#### Material provided ####

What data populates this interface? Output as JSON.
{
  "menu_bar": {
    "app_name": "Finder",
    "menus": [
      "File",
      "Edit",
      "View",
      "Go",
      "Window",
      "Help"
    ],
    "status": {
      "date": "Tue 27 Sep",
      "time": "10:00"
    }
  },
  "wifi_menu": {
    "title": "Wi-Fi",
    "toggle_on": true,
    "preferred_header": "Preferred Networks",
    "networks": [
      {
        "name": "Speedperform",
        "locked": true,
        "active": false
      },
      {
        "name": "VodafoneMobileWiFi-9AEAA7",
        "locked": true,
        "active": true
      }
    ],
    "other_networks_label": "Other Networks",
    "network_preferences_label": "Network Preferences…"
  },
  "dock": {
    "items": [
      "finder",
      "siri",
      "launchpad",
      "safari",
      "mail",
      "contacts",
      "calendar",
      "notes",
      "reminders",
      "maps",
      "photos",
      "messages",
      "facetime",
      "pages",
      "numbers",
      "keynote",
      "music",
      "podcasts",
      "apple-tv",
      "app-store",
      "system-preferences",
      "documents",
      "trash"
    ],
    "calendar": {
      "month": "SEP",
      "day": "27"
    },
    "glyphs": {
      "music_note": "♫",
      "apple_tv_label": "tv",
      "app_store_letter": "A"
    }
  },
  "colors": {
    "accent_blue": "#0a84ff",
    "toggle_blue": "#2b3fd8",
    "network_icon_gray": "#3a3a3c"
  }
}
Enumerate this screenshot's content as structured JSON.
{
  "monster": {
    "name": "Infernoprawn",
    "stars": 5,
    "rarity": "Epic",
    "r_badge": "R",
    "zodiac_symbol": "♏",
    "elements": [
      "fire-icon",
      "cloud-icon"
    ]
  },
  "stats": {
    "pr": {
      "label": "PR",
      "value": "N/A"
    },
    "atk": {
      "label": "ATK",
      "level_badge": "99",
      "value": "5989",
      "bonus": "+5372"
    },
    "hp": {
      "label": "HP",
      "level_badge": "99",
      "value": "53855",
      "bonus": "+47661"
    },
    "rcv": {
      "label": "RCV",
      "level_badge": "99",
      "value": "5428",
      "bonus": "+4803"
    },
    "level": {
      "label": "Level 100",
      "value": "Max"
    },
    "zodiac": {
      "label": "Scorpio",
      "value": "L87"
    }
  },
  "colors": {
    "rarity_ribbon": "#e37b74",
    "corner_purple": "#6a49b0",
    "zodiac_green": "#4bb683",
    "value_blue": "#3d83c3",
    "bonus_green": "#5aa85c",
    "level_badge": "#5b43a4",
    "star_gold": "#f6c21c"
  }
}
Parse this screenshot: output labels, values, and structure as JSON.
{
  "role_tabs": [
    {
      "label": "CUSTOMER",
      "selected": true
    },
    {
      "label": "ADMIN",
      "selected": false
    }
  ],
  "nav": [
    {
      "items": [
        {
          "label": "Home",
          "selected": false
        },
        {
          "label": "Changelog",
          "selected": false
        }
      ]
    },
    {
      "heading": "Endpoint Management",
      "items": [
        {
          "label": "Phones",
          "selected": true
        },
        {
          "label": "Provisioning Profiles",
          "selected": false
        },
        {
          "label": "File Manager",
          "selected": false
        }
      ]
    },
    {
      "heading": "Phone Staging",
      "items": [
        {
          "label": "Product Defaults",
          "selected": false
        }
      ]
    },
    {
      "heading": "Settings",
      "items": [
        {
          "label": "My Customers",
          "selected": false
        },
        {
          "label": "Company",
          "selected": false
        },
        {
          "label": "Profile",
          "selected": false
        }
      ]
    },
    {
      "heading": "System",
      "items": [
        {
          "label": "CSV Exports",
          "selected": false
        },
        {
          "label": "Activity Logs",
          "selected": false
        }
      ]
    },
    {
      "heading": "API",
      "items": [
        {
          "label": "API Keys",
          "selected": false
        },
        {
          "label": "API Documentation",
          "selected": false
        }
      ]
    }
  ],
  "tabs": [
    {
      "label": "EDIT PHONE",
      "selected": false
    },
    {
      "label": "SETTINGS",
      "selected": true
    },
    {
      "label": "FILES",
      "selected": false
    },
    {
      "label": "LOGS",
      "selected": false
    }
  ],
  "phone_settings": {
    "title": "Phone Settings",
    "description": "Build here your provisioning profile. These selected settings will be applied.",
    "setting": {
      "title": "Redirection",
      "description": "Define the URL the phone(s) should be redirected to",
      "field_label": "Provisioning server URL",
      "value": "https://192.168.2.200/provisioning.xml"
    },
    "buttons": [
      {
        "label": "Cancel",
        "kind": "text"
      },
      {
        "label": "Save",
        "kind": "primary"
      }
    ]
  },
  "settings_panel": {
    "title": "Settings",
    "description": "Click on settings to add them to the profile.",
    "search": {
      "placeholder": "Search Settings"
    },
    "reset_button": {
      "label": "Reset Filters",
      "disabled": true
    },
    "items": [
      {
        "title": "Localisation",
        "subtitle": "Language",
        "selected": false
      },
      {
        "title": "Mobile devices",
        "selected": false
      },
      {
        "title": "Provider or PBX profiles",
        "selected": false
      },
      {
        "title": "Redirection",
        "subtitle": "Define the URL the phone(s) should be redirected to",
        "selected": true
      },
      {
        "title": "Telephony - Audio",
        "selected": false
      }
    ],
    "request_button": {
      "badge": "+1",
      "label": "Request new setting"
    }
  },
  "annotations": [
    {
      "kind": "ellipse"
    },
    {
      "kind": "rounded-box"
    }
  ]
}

####

Set down all of the records shown above once more, exactly.

What data populates this interface? Output as JSON.
{
  "menu_bar": {
    "app_name": "Finder",
    "menus": [
      "File",
      "Edit",
      "View",
      "Go",
      "Window",
      "Help"
    ],
    "status": {
      "date": "Tue 27 Sep",
      "time": "10:00"
    }
  },
  "wifi_menu": {
    "title": "Wi-Fi",
    "toggle_on": true,
    "preferred_header": "Preferred Networks",
    "networks": [
      {
        "name": "Speedperform",
        "locked": true,
        "active": false
      },
      {
        "name": "VodafoneMobileWiFi-9AEAA7",
        "locked": true,
        "active": true
      }
    ],
    "other_networks_label": "Other Networks",
    "network_preferences_label": "Network Preferences…"
  },
  "dock": {
    "items": [
      "finder",
      "siri",
      "launchpad",
      "safari",
      "mail",
      "contacts",
      "calendar",
      "notes",
      "reminders",
      "maps",
      "photos",
      "messages",
      "facetime",
      "pages",
      "numbers",
      "keynote",
      "music",
      "podcasts",
      "apple-tv",
      "app-store",
      "system-preferences",
      "documents",
      "trash"
    ],
    "calendar": {
      "month": "SEP",
      "day": "27"
    },
    "glyphs": {
      "music_note": "♫",
      "apple_tv_label": "tv",
      "app_store_letter": "A"
    }
  },
  "colors": {
    "accent_blue": "#0a84ff",
    "toggle_blue": "#2b3fd8",
    "network_icon_gray": "#3a3a3c"
  }
}
Enumerate this screenshot's content as structured JSON.
{
  "monster": {
    "name": "Infernoprawn",
    "stars": 5,
    "rarity": "Epic",
    "r_badge": "R",
    "zodiac_symbol": "♏",
    "elements": [
      "fire-icon",
      "cloud-icon"
    ]
  },
  "stats": {
    "pr": {
      "label": "PR",
      "value": "N/A"
    },
    "atk": {
      "label": "ATK",
      "level_badge": "99",
      "value": "5989",
      "bonus": "+5372"
    },
    "hp": {
      "label": "HP",
      "level_badge": "99",
      "value": "53855",
      "bonus": "+47661"
    },
    "rcv": {
      "label": "RCV",
      "level_badge": "99",
      "value": "5428",
      "bonus": "+4803"
    },
    "level": {
      "label": "Level 100",
      "value": "Max"
    },
    "zodiac": {
      "label": "Scorpio",
      "value": "L87"
    }
  },
  "colors": {
    "rarity_ribbon": "#e37b74",
    "corner_purple": "#6a49b0",
    "zodiac_green": "#4bb683",
    "value_blue": "#3d83c3",
    "bonus_green": "#5aa85c",
    "level_badge": "#5b43a4",
    "star_gold": "#f6c21c"
  }
}
Parse this screenshot: output labels, values, and structure as JSON.
{
  "role_tabs": [
    {
      "label": "CUSTOMER",
      "selected": true
    },
    {
      "label": "ADMIN",
      "selected": false
    }
  ],
  "nav": [
    {
      "items": [
        {
          "label": "Home",
          "selected": false
        },
        {
          "label": "Changelog",
          "selected": false
        }
      ]
    },
    {
      "heading": "Endpoint Management",
      "items": [
        {
          "label": "Phones",
          "selected": true
        },
        {
          "label": "Provisioning Profiles",
          "selected": false
        },
        {
          "label": "File Manager",
          "selected": false
        }
      ]
    },
    {
      "heading": "Phone Staging",
      "items": [
        {
          "label": "Product Defaults",
          "selected": false
        }
      ]
    },
    {
      "heading": "Settings",
      "items": [
        {
          "label": "My Customers",
          "selected": false
        },
        {
          "label": "Company",
          "selected": false
        },
        {
          "label": "Profile",
          "selected": false
        }
      ]
    },
    {
      "heading": "System",
      "items": [
        {
          "label": "CSV Exports",
          "selected": false
        },
        {
          "label": "Activity Logs",
          "selected": false
        }
      ]
    },
    {
      "heading": "API",
      "items": [
        {
          "label": "API Keys",
          "selected": false
        },
        {
          "label": "API Documentation",
          "selected": false
        }
      ]
    }
  ],
  "tabs": [
    {
      "label": "EDIT PHONE",
      "selected": false
    },
    {
      "label": "SETTINGS",
      "selected": true
    },
    {
      "label": "FILES",
      "selected": false
    },
    {
      "label": "LOGS",
      "selected": false
    }
  ],
  "phone_settings": {
    "title": "Phone Settings",
    "description": "Build here your provisioning profile. These selected settings will be applied.",
    "setting": {
      "title": "Redirection",
      "description": "Define the URL the phone(s) should be redirected to",
      "field_label": "Provisioning server URL",
      "value": "https://192.168.2.200/provisioning.xml"
    },
    "buttons": [
      {
        "label": "Cancel",
        "kind": "text"
      },
      {
        "label": "Save",
        "kind": "primary"
      }
    ]
  },
  "settings_panel": {
    "title": "Settings",
    "description": "Click on settings to add them to the profile.",
    "search": {
      "placeholder": "Search Settings"
    },
    "reset_button": {
      "label": "Reset Filters",
      "disabled": true
    },
    "items": [
      {
        "title": "Localisation",
        "subtitle": "Language",
        "selected": false
      },
      {
        "title": "Mobile devices",
        "selected": false
      },
      {
        "title": "Provider or PBX profiles",
        "selected": false
      },
      {
        "title": "Redirection",
        "subtitle": "Define the URL the phone(s) should be redirected to",
        "selected": true
      },
      {
        "title": "Telephony - Audio",
        "selected": false
      }
    ],
    "request_button": {
      "badge": "+1",
      "label": "Request new setting"
    }
  },
  "annotations": [
    {
      "kind": "ellipse"
    },
    {
      "kind": "rounded-box"
    }
  ]
}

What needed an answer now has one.